- GOAL
Go through the material below and report how many lines contain "DOKe". Give only the number.

(Stored data)
************
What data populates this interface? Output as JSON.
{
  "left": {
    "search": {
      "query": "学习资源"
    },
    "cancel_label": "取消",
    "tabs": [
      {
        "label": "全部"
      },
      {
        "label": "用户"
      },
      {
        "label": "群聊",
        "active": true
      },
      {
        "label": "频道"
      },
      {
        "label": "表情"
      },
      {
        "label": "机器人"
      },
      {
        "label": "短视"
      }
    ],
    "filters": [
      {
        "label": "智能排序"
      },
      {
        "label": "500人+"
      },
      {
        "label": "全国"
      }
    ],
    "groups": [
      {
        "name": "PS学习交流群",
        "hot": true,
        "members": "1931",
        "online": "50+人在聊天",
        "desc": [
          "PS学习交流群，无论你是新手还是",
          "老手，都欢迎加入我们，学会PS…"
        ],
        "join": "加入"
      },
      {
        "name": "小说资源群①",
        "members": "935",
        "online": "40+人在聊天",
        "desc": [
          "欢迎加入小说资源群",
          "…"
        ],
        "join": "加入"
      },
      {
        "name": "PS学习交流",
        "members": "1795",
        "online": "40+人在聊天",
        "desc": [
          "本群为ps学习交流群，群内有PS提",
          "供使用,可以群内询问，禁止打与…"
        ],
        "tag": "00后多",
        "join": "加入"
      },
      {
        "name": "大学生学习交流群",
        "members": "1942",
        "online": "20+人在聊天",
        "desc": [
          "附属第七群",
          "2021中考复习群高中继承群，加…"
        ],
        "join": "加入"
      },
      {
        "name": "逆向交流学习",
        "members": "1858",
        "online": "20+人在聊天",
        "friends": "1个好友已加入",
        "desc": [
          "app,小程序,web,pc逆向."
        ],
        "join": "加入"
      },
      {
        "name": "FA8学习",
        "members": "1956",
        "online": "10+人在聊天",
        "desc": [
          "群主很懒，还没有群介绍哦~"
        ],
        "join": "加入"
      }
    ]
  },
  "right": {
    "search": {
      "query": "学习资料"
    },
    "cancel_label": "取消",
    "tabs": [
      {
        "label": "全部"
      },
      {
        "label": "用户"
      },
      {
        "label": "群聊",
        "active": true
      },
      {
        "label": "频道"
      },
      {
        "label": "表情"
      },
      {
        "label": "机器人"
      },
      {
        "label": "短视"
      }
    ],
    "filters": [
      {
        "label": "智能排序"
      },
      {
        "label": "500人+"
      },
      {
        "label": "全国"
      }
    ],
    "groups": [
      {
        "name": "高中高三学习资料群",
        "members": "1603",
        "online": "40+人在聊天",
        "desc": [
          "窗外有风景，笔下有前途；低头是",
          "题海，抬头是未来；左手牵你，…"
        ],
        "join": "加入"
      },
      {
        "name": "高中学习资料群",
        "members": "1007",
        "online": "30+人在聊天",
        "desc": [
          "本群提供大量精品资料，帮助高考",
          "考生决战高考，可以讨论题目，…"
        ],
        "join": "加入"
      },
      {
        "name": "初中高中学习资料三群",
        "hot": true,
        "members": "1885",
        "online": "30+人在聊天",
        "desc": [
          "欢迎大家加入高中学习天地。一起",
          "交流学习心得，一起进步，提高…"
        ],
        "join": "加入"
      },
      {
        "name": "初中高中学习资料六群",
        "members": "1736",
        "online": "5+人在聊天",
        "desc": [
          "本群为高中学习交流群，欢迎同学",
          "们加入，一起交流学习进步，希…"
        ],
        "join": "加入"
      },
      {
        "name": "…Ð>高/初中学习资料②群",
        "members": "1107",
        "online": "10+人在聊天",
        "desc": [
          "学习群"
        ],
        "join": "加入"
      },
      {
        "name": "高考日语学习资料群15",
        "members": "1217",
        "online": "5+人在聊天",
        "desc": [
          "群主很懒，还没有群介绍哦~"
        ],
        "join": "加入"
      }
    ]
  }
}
************
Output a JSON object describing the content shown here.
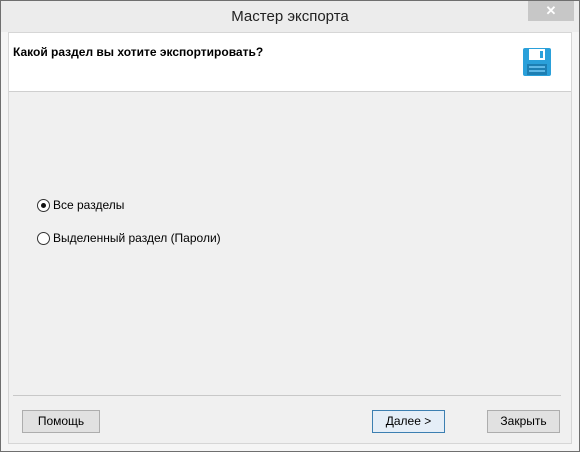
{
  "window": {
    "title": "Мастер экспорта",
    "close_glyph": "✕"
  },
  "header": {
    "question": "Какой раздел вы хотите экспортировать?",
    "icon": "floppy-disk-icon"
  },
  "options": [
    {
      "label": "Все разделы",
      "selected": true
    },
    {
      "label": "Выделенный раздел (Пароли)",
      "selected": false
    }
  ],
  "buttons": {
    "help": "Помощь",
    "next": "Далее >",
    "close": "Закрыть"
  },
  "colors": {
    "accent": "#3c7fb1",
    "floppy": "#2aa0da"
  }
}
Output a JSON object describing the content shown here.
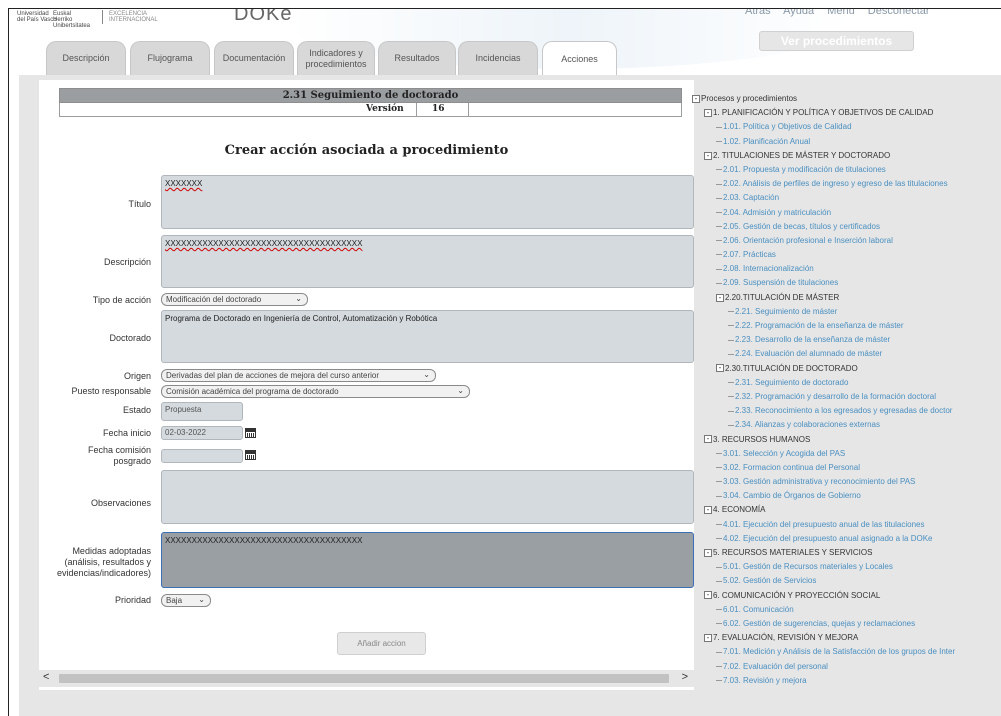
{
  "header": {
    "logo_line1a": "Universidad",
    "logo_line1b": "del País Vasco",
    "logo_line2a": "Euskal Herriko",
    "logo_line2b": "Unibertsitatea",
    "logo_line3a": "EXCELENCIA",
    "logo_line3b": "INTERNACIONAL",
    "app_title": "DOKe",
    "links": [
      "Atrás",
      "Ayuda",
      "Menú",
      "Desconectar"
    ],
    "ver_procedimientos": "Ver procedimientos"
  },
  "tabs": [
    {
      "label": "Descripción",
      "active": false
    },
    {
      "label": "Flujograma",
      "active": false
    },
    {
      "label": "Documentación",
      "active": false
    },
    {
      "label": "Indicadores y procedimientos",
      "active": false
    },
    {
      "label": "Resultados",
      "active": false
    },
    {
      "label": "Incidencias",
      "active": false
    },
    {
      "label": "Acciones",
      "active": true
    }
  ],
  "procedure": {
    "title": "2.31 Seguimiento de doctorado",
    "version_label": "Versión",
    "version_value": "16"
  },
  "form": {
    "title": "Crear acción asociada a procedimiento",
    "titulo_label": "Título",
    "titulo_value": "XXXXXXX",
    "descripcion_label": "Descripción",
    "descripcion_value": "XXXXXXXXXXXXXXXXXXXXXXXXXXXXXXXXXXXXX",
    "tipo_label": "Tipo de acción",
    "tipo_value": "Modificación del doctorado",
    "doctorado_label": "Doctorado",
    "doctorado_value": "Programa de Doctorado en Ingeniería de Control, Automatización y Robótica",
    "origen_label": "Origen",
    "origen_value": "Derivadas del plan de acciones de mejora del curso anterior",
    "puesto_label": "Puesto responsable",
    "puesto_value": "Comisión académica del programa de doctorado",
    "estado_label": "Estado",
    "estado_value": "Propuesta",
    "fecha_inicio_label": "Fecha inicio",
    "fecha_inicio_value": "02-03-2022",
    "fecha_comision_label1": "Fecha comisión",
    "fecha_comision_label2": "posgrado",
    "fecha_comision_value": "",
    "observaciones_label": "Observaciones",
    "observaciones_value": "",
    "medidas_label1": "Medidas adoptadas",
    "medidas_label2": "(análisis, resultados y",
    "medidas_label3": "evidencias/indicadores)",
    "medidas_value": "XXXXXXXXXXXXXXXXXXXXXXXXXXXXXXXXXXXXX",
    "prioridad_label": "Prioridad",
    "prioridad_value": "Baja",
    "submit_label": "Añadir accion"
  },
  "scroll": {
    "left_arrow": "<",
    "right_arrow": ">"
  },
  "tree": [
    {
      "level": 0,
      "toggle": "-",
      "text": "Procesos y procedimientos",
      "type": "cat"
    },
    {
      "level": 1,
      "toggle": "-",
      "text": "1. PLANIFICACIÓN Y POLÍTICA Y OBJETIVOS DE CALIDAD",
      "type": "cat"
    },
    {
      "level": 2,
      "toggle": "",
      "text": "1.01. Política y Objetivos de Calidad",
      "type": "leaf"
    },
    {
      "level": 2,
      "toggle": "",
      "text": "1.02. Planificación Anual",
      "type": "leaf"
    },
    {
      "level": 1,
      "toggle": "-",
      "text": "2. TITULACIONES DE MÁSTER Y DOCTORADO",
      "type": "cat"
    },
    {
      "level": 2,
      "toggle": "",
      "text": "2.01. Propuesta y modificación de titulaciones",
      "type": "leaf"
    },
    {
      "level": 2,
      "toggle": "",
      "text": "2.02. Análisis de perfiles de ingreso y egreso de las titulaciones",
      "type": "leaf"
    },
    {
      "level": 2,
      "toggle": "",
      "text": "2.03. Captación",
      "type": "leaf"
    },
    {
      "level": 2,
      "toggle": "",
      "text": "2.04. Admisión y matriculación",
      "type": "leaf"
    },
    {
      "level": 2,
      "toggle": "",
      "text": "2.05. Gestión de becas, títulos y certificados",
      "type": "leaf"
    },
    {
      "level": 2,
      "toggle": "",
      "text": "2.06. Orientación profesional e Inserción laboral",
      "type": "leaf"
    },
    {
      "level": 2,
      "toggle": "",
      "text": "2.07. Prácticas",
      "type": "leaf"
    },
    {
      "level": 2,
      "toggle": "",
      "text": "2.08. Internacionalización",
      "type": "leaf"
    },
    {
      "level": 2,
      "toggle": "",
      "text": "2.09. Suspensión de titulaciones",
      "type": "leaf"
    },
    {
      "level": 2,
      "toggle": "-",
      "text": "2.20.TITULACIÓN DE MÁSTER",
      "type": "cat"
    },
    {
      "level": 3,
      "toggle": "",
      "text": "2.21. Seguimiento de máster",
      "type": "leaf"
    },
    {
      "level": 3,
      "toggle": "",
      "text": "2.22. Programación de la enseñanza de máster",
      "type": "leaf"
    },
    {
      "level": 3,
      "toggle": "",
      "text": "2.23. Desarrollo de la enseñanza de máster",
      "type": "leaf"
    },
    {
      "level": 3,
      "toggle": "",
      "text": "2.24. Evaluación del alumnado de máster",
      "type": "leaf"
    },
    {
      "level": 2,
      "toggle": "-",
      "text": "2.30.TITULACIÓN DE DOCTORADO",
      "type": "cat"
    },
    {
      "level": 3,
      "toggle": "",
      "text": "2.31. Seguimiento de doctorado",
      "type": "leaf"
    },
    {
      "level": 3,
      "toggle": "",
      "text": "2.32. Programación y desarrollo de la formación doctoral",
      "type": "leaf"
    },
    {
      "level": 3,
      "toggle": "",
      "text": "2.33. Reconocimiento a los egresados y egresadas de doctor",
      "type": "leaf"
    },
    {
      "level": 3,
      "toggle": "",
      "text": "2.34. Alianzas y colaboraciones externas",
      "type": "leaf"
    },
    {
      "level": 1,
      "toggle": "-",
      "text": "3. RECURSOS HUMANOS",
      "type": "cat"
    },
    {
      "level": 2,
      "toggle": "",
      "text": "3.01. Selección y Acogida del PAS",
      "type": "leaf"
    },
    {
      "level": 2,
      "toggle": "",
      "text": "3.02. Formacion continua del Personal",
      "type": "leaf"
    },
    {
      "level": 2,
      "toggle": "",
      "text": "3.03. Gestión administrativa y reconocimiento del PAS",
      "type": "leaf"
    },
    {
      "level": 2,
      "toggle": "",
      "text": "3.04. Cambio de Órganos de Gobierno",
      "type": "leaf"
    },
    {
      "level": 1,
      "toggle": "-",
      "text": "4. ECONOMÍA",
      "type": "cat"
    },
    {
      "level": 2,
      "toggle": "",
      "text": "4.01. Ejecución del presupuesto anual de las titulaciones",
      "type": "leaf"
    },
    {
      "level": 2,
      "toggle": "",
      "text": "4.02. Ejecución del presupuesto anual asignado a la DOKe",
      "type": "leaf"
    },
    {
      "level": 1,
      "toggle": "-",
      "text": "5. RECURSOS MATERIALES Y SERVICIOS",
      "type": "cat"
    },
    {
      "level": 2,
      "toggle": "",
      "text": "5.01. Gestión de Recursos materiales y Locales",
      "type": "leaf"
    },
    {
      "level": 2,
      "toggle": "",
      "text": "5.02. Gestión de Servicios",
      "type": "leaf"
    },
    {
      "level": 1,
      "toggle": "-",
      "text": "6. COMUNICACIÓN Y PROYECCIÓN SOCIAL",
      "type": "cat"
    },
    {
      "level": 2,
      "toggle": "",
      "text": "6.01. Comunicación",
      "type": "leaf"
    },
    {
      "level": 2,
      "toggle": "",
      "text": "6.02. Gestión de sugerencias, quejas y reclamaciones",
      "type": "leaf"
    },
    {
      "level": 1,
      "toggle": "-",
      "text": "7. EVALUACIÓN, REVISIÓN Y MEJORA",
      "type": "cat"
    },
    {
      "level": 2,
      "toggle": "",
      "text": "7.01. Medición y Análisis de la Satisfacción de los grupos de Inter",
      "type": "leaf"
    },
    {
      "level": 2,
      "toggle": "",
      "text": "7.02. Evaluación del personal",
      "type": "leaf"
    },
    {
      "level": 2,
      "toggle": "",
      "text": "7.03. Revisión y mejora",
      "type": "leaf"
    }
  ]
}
************
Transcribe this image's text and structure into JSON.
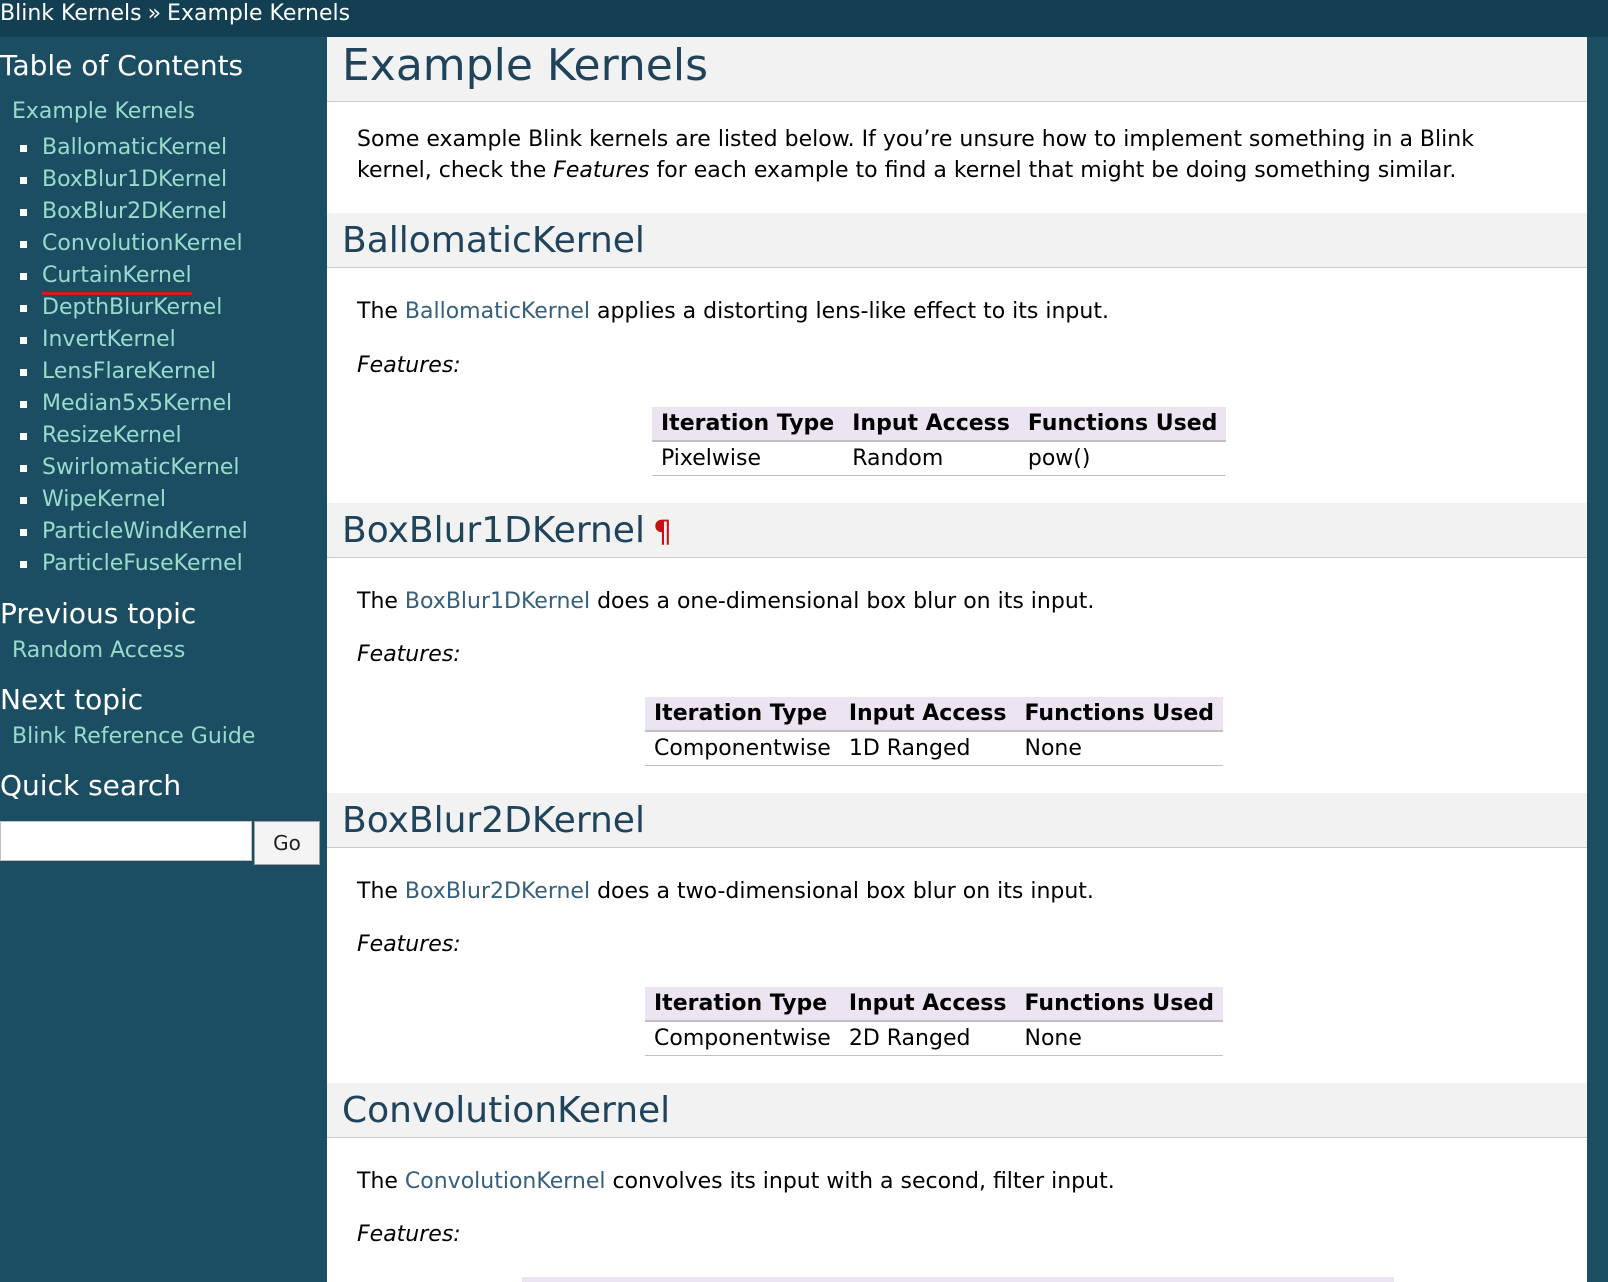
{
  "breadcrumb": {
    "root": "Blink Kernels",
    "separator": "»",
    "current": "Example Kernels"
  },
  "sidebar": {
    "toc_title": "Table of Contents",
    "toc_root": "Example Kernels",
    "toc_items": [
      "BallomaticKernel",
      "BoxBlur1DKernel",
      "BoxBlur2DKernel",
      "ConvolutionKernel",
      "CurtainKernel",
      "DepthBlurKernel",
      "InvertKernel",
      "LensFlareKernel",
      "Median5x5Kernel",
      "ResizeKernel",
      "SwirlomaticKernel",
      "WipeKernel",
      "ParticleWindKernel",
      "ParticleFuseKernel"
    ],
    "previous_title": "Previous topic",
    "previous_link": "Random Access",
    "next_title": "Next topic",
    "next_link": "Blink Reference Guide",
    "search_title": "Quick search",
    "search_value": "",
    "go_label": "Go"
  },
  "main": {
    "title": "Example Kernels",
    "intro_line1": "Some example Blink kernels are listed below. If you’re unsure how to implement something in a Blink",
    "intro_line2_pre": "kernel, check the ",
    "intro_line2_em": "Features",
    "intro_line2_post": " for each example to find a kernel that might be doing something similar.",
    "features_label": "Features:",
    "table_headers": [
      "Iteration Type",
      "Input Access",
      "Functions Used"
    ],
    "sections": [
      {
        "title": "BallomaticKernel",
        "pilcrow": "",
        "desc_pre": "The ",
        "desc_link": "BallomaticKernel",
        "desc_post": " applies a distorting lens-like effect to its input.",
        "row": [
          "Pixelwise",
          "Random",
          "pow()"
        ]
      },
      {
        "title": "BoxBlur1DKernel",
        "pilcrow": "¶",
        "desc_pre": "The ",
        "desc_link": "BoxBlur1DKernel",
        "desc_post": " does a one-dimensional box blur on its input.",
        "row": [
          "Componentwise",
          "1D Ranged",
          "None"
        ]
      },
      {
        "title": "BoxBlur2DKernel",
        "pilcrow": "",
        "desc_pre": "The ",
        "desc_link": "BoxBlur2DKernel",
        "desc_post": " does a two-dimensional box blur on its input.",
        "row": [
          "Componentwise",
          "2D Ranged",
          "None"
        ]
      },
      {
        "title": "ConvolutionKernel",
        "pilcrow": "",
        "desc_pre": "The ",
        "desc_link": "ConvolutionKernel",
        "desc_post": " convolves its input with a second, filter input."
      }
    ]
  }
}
************
- ANSWER TO THE EXERCISE
2